SOURCE MATERIAL »
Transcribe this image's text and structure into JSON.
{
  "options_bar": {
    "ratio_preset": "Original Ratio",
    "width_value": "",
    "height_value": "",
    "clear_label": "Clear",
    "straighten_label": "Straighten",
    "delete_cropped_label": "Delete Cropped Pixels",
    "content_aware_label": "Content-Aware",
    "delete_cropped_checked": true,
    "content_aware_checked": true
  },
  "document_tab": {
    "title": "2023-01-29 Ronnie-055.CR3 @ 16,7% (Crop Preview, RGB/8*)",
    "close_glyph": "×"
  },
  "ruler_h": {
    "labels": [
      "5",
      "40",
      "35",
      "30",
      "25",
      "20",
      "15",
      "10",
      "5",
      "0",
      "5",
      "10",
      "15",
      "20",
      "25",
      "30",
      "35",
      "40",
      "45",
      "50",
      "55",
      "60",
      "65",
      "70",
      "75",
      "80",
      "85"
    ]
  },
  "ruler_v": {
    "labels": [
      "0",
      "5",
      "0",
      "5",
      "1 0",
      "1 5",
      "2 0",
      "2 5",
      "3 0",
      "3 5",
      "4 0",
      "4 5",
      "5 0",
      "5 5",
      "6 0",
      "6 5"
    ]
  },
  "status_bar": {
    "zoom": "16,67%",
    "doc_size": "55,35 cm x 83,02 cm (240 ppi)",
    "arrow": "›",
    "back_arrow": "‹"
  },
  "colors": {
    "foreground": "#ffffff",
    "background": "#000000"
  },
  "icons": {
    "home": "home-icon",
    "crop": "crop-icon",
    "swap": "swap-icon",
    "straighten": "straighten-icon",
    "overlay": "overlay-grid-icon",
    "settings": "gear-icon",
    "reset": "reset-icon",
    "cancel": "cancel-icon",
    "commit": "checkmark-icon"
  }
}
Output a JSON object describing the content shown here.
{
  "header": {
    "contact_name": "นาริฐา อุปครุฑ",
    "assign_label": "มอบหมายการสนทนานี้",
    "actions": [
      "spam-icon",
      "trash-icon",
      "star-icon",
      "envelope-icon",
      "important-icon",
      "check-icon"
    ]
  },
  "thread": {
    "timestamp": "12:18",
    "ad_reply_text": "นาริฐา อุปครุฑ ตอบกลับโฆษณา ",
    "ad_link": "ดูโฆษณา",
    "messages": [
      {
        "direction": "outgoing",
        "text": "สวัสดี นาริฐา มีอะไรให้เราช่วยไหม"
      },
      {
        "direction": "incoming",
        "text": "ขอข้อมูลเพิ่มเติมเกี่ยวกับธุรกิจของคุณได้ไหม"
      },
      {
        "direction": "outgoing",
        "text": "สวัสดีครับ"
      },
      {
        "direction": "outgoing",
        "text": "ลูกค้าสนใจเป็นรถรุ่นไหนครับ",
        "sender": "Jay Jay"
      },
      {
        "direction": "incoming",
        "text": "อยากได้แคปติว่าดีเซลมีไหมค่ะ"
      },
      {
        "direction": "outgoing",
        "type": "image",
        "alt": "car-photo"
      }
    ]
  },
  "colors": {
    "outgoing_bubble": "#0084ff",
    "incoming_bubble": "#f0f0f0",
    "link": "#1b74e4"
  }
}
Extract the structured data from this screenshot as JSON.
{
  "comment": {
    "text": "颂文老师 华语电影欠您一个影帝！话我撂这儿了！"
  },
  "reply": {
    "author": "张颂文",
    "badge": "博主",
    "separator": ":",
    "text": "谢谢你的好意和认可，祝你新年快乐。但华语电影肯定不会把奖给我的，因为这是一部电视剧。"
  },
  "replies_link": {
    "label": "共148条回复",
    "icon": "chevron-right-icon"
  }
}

GIVEN EXERCISE » Repeat the records above exactly, from the first line to the last.

RESPONSE BELOW »
Transcribe this image's text and structure into JSON.
{
  "options_bar": {
    "ratio_preset": "Original Ratio",
    "width_value": "",
    "height_value": "",
    "clear_label": "Clear",
    "straighten_label": "Straighten",
    "delete_cropped_label": "Delete Cropped Pixels",
    "content_aware_label": "Content-Aware",
    "delete_cropped_checked": true,
    "content_aware_checked": true
  },
  "document_tab": {
    "title": "2023-01-29 Ronnie-055.CR3 @ 16,7% (Crop Preview, RGB/8*)",
    "close_glyph": "×"
  },
  "ruler_h": {
    "labels": [
      "5",
      "40",
      "35",
      "30",
      "25",
      "20",
      "15",
      "10",
      "5",
      "0",
      "5",
      "10",
      "15",
      "20",
      "25",
      "30",
      "35",
      "40",
      "45",
      "50",
      "55",
      "60",
      "65",
      "70",
      "75",
      "80",
      "85"
    ]
  },
  "ruler_v": {
    "labels": [
      "0",
      "5",
      "0",
      "5",
      "1 0",
      "1 5",
      "2 0",
      "2 5",
      "3 0",
      "3 5",
      "4 0",
      "4 5",
      "5 0",
      "5 5",
      "6 0",
      "6 5"
    ]
  },
  "status_bar": {
    "zoom": "16,67%",
    "doc_size": "55,35 cm x 83,02 cm (240 ppi)",
    "arrow": "›",
    "back_arrow": "‹"
  },
  "colors": {
    "foreground": "#ffffff",
    "background": "#000000"
  },
  "icons": {
    "home": "home-icon",
    "crop": "crop-icon",
    "swap": "swap-icon",
    "straighten": "straighten-icon",
    "overlay": "overlay-grid-icon",
    "settings": "gear-icon",
    "reset": "reset-icon",
    "cancel": "cancel-icon",
    "commit": "checkmark-icon"
  }
}
Output a JSON object describing the content shown here.
{
  "header": {
    "contact_name": "นาริฐา อุปครุฑ",
    "assign_label": "มอบหมายการสนทนานี้",
    "actions": [
      "spam-icon",
      "trash-icon",
      "star-icon",
      "envelope-icon",
      "important-icon",
      "check-icon"
    ]
  },
  "thread": {
    "timestamp": "12:18",
    "ad_reply_text": "นาริฐา อุปครุฑ ตอบกลับโฆษณา ",
    "ad_link": "ดูโฆษณา",
    "messages": [
      {
        "direction": "outgoing",
        "text": "สวัสดี นาริฐา มีอะไรให้เราช่วยไหม"
      },
      {
        "direction": "incoming",
        "text": "ขอข้อมูลเพิ่มเติมเกี่ยวกับธุรกิจของคุณได้ไหม"
      },
      {
        "direction": "outgoing",
        "text": "สวัสดีครับ"
      },
      {
        "direction": "outgoing",
        "text": "ลูกค้าสนใจเป็นรถรุ่นไหนครับ",
        "sender": "Jay Jay"
      },
      {
        "direction": "incoming",
        "text": "อยากได้แคปติว่าดีเซลมีไหมค่ะ"
      },
      {
        "direction": "outgoing",
        "type": "image",
        "alt": "car-photo"
      }
    ]
  },
  "colors": {
    "outgoing_bubble": "#0084ff",
    "incoming_bubble": "#f0f0f0",
    "link": "#1b74e4"
  }
}
Extract the structured data from this screenshot as JSON.
{
  "comment": {
    "text": "颂文老师 华语电影欠您一个影帝！话我撂这儿了！"
  },
  "reply": {
    "author": "张颂文",
    "badge": "博主",
    "separator": ":",
    "text": "谢谢你的好意和认可，祝你新年快乐。但华语电影肯定不会把奖给我的，因为这是一部电视剧。"
  },
  "replies_link": {
    "label": "共148条回复",
    "icon": "chevron-right-icon"
  }
}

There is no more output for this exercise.